— START INFORMATION PROVIDED —

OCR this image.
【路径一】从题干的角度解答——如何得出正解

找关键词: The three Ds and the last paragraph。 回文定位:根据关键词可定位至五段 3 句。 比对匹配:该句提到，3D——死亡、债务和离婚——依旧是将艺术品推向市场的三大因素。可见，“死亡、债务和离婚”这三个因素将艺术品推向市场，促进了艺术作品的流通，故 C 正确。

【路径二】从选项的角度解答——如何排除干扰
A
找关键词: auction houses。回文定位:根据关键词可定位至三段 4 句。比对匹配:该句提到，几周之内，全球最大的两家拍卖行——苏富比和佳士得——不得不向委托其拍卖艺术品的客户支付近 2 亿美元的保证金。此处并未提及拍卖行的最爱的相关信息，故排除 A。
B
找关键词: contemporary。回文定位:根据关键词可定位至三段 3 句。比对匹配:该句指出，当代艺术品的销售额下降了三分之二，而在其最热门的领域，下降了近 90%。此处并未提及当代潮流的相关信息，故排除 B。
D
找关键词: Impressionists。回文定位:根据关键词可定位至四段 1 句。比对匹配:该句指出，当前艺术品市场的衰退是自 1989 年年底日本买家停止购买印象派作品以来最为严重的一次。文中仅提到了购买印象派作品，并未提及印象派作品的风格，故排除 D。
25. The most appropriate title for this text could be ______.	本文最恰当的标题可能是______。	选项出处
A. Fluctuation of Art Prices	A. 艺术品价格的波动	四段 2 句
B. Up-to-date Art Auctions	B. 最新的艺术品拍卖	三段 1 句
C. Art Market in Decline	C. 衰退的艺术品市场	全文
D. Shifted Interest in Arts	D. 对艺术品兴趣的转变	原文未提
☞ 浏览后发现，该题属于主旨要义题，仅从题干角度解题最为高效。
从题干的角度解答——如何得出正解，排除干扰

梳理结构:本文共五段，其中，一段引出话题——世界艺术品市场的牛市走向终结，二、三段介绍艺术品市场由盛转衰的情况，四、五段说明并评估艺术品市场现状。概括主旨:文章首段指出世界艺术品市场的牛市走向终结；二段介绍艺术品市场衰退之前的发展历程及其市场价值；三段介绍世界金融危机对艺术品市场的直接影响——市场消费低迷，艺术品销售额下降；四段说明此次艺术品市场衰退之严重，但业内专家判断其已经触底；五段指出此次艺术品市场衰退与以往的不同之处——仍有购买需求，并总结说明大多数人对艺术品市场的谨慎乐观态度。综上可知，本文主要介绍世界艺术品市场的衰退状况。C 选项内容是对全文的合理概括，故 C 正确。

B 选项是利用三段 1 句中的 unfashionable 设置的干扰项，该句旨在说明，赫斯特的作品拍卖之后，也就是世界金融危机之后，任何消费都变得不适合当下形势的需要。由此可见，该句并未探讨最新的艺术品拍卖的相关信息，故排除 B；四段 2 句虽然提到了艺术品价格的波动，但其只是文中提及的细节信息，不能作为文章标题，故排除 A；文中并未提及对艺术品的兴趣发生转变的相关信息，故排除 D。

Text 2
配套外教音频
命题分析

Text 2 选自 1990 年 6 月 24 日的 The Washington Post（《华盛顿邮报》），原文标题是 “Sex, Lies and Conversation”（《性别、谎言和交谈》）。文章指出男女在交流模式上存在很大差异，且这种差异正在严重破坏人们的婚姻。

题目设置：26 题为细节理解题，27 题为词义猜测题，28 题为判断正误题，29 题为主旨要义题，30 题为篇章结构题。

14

— END INFORMATION PROVIDED —

__PROBLEM STATEMENT__. Each record above should be output again exactly.

__TASK OUTPUT__.
OCR this image.
【路径一】从题干的角度解答——如何得出正解

找关键词: The three Ds and the last paragraph。 回文定位:根据关键词可定位至五段 3 句。 比对匹配:该句提到，3D——死亡、债务和离婚——依旧是将艺术品推向市场的三大因素。可见，“死亡、债务和离婚”这三个因素将艺术品推向市场，促进了艺术作品的流通，故 C 正确。

【路径二】从选项的角度解答——如何排除干扰
A
找关键词: auction houses。回文定位:根据关键词可定位至三段 4 句。比对匹配:该句提到，几周之内，全球最大的两家拍卖行——苏富比和佳士得——不得不向委托其拍卖艺术品的客户支付近 2 亿美元的保证金。此处并未提及拍卖行的最爱的相关信息，故排除 A。
B
找关键词: contemporary。回文定位:根据关键词可定位至三段 3 句。比对匹配:该句指出，当代艺术品的销售额下降了三分之二，而在其最热门的领域，下降了近 90%。此处并未提及当代潮流的相关信息，故排除 B。
D
找关键词: Impressionists。回文定位:根据关键词可定位至四段 1 句。比对匹配:该句指出，当前艺术品市场的衰退是自 1989 年年底日本买家停止购买印象派作品以来最为严重的一次。文中仅提到了购买印象派作品，并未提及印象派作品的风格，故排除 D。
25. The most appropriate title for this text could be ______.	本文最恰当的标题可能是______。	选项出处
A. Fluctuation of Art Prices	A. 艺术品价格的波动	四段 2 句
B. Up-to-date Art Auctions	B. 最新的艺术品拍卖	三段 1 句
C. Art Market in Decline	C. 衰退的艺术品市场	全文
D. Shifted Interest in Arts	D. 对艺术品兴趣的转变	原文未提
☞ 浏览后发现，该题属于主旨要义题，仅从题干角度解题最为高效。
从题干的角度解答——如何得出正解，排除干扰

梳理结构:本文共五段，其中，一段引出话题——世界艺术品市场的牛市走向终结，二、三段介绍艺术品市场由盛转衰的情况，四、五段说明并评估艺术品市场现状。概括主旨:文章首段指出世界艺术品市场的牛市走向终结；二段介绍艺术品市场衰退之前的发展历程及其市场价值；三段介绍世界金融危机对艺术品市场的直接影响——市场消费低迷，艺术品销售额下降；四段说明此次艺术品市场衰退之严重，但业内专家判断其已经触底；五段指出此次艺术品市场衰退与以往的不同之处——仍有购买需求，并总结说明大多数人对艺术品市场的谨慎乐观态度。综上可知，本文主要介绍世界艺术品市场的衰退状况。C 选项内容是对全文的合理概括，故 C 正确。

B 选项是利用三段 1 句中的 unfashionable 设置的干扰项，该句旨在说明，赫斯特的作品拍卖之后，也就是世界金融危机之后，任何消费都变得不适合当下形势的需要。由此可见，该句并未探讨最新的艺术品拍卖的相关信息，故排除 B；四段 2 句虽然提到了艺术品价格的波动，但其只是文中提及的细节信息，不能作为文章标题，故排除 A；文中并未提及对艺术品的兴趣发生转变的相关信息，故排除 D。

Text 2
配套外教音频
命题分析

Text 2 选自 1990 年 6 月 24 日的 The Washington Post（《华盛顿邮报》），原文标题是 “Sex, Lies and Conversation”（《性别、谎言和交谈》）。文章指出男女在交流模式上存在很大差异，且这种差异正在严重破坏人们的婚姻。

题目设置：26 题为细节理解题，27 题为词义猜测题，28 题为判断正误题，29 题为主旨要义题，30 题为篇章结构题。

14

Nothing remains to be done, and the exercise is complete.